◆ Stated problem ◆
Keep the wording of each record exactly the same when you repeat it, and leave out pictures.

++++ Records supplied ++++

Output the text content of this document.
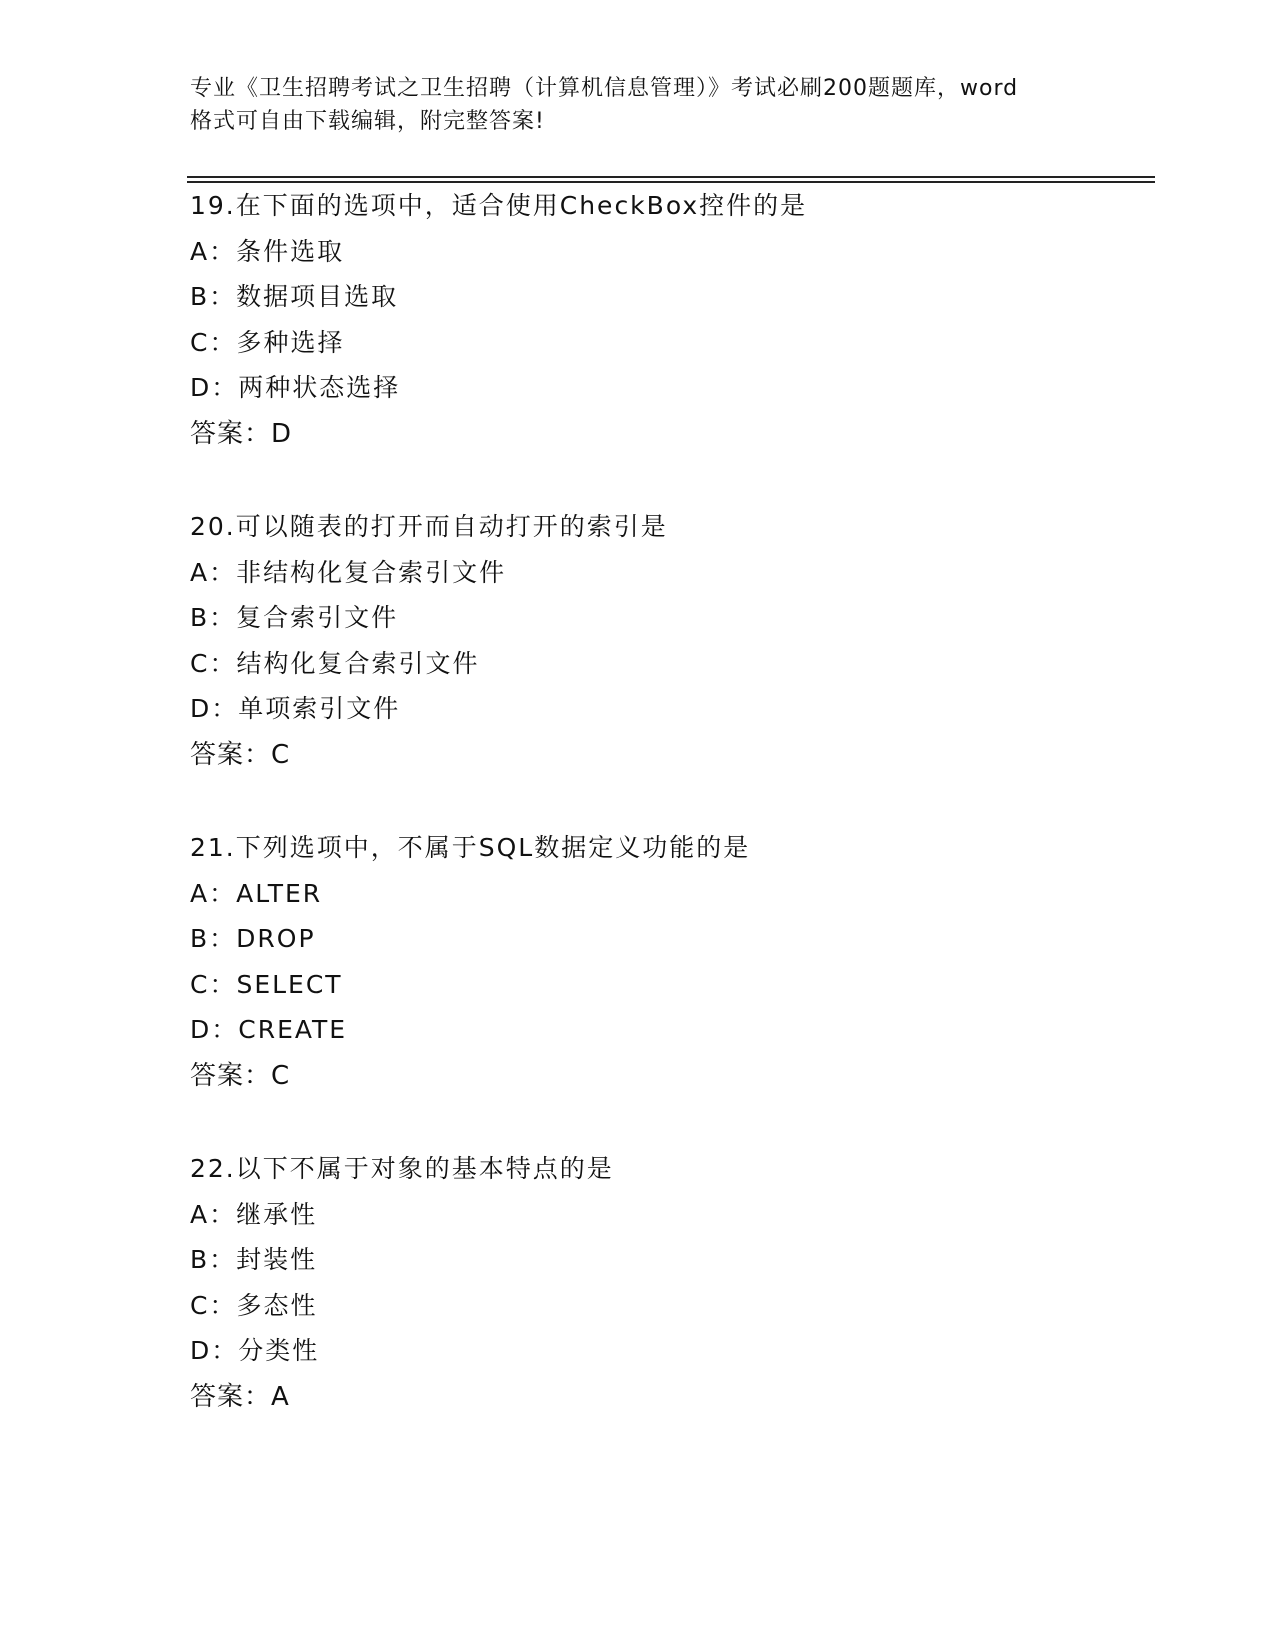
专业《卫生招聘考试之卫生招聘（计算机信息管理）》考试必刷200题题库，word
格式可自由下载编辑，附完整答案!
19.在下面的选项中，适合使用CheckBox控件的是
A：条件选取
B：数据项目选取
C：多种选择
D：两种状态选择
答案：D
20.可以随表的打开而自动打开的索引是
A：非结构化复合索引文件
B：复合索引文件
C：结构化复合索引文件
D：单项索引文件
答案：C
21.下列选项中，不属于SQL数据定义功能的是
A：ALTER
B：DROP
C：SELECT
D：CREATE
答案：C
22.以下不属于对象的基本特点的是
A：继承性
B：封装性
C：多态性
D：分类性
答案：A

++++

◆ Exercise solution ◆
Output the text content of this document.
专业《卫生招聘考试之卫生招聘（计算机信息管理）》考试必刷200题题库，word
格式可自由下载编辑，附完整答案!
19.在下面的选项中，适合使用CheckBox控件的是
A：条件选取
B：数据项目选取
C：多种选择
D：两种状态选择
答案：D
20.可以随表的打开而自动打开的索引是
A：非结构化复合索引文件
B：复合索引文件
C：结构化复合索引文件
D：单项索引文件
答案：C
21.下列选项中，不属于SQL数据定义功能的是
A：ALTER
B：DROP
C：SELECT
D：CREATE
答案：C
22.以下不属于对象的基本特点的是
A：继承性
B：封装性
C：多态性
D：分类性
答案：A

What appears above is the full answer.